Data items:

• • •

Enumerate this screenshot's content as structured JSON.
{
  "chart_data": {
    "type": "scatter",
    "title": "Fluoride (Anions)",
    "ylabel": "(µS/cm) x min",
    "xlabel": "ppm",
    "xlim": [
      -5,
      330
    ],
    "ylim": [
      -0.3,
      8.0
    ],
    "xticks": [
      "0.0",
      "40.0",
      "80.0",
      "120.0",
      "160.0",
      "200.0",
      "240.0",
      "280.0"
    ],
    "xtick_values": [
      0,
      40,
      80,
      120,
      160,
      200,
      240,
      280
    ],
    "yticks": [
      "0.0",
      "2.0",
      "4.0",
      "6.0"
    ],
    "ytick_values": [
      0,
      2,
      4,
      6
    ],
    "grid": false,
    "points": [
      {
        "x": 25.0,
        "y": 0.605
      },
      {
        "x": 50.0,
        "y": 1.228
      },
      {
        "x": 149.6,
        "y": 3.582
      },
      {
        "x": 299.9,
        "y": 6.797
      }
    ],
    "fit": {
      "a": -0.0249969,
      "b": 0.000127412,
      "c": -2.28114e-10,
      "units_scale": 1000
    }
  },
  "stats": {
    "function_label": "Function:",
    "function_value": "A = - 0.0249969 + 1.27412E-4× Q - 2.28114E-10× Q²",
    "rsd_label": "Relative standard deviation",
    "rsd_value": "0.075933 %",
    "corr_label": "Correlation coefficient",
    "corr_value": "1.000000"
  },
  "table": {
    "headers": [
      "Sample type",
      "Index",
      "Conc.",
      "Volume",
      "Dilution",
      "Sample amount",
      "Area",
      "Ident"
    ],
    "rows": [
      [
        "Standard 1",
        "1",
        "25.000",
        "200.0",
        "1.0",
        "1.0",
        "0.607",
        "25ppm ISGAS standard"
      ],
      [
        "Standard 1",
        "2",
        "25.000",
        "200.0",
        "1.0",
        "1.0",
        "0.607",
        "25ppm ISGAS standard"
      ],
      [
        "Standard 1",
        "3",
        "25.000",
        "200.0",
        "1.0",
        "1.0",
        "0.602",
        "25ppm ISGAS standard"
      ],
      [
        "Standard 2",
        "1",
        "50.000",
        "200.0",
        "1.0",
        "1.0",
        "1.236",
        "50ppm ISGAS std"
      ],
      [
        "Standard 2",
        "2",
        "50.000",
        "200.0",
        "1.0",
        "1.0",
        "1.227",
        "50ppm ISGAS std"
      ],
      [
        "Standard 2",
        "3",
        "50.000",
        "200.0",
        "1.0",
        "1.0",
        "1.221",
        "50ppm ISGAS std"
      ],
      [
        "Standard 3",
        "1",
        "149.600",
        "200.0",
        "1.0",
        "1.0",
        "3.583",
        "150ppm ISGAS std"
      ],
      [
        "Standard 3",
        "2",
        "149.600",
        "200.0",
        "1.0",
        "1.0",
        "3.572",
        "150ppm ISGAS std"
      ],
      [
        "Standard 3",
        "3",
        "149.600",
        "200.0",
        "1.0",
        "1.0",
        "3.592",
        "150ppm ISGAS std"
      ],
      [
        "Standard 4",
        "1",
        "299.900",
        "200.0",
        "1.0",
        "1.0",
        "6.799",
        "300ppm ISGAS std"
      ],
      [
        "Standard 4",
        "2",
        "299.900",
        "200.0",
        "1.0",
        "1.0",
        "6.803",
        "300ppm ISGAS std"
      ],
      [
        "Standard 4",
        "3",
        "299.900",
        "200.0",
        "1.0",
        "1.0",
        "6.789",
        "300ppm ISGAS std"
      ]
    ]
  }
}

• • •

Written instruction:
Output the full listing exactly as it stands.

Exercise solution:
Enumerate this screenshot's content as structured JSON.
{
  "chart_data": {
    "type": "scatter",
    "title": "Fluoride (Anions)",
    "ylabel": "(µS/cm) x min",
    "xlabel": "ppm",
    "xlim": [
      -5,
      330
    ],
    "ylim": [
      -0.3,
      8.0
    ],
    "xticks": [
      "0.0",
      "40.0",
      "80.0",
      "120.0",
      "160.0",
      "200.0",
      "240.0",
      "280.0"
    ],
    "xtick_values": [
      0,
      40,
      80,
      120,
      160,
      200,
      240,
      280
    ],
    "yticks": [
      "0.0",
      "2.0",
      "4.0",
      "6.0"
    ],
    "ytick_values": [
      0,
      2,
      4,
      6
    ],
    "grid": false,
    "points": [
      {
        "x": 25.0,
        "y": 0.605
      },
      {
        "x": 50.0,
        "y": 1.228
      },
      {
        "x": 149.6,
        "y": 3.582
      },
      {
        "x": 299.9,
        "y": 6.797
      }
    ],
    "fit": {
      "a": -0.0249969,
      "b": 0.000127412,
      "c": -2.28114e-10,
      "units_scale": 1000
    }
  },
  "stats": {
    "function_label": "Function:",
    "function_value": "A = - 0.0249969 + 1.27412E-4× Q - 2.28114E-10× Q²",
    "rsd_label": "Relative standard deviation",
    "rsd_value": "0.075933 %",
    "corr_label": "Correlation coefficient",
    "corr_value": "1.000000"
  },
  "table": {
    "headers": [
      "Sample type",
      "Index",
      "Conc.",
      "Volume",
      "Dilution",
      "Sample amount",
      "Area",
      "Ident"
    ],
    "rows": [
      [
        "Standard 1",
        "1",
        "25.000",
        "200.0",
        "1.0",
        "1.0",
        "0.607",
        "25ppm ISGAS standard"
      ],
      [
        "Standard 1",
        "2",
        "25.000",
        "200.0",
        "1.0",
        "1.0",
        "0.607",
        "25ppm ISGAS standard"
      ],
      [
        "Standard 1",
        "3",
        "25.000",
        "200.0",
        "1.0",
        "1.0",
        "0.602",
        "25ppm ISGAS standard"
      ],
      [
        "Standard 2",
        "1",
        "50.000",
        "200.0",
        "1.0",
        "1.0",
        "1.236",
        "50ppm ISGAS std"
      ],
      [
        "Standard 2",
        "2",
        "50.000",
        "200.0",
        "1.0",
        "1.0",
        "1.227",
        "50ppm ISGAS std"
      ],
      [
        "Standard 2",
        "3",
        "50.000",
        "200.0",
        "1.0",
        "1.0",
        "1.221",
        "50ppm ISGAS std"
      ],
      [
        "Standard 3",
        "1",
        "149.600",
        "200.0",
        "1.0",
        "1.0",
        "3.583",
        "150ppm ISGAS std"
      ],
      [
        "Standard 3",
        "2",
        "149.600",
        "200.0",
        "1.0",
        "1.0",
        "3.572",
        "150ppm ISGAS std"
      ],
      [
        "Standard 3",
        "3",
        "149.600",
        "200.0",
        "1.0",
        "1.0",
        "3.592",
        "150ppm ISGAS std"
      ],
      [
        "Standard 4",
        "1",
        "299.900",
        "200.0",
        "1.0",
        "1.0",
        "6.799",
        "300ppm ISGAS std"
      ],
      [
        "Standard 4",
        "2",
        "299.900",
        "200.0",
        "1.0",
        "1.0",
        "6.803",
        "300ppm ISGAS std"
      ],
      [
        "Standard 4",
        "3",
        "299.900",
        "200.0",
        "1.0",
        "1.0",
        "6.789",
        "300ppm ISGAS std"
      ]
    ]
  }
}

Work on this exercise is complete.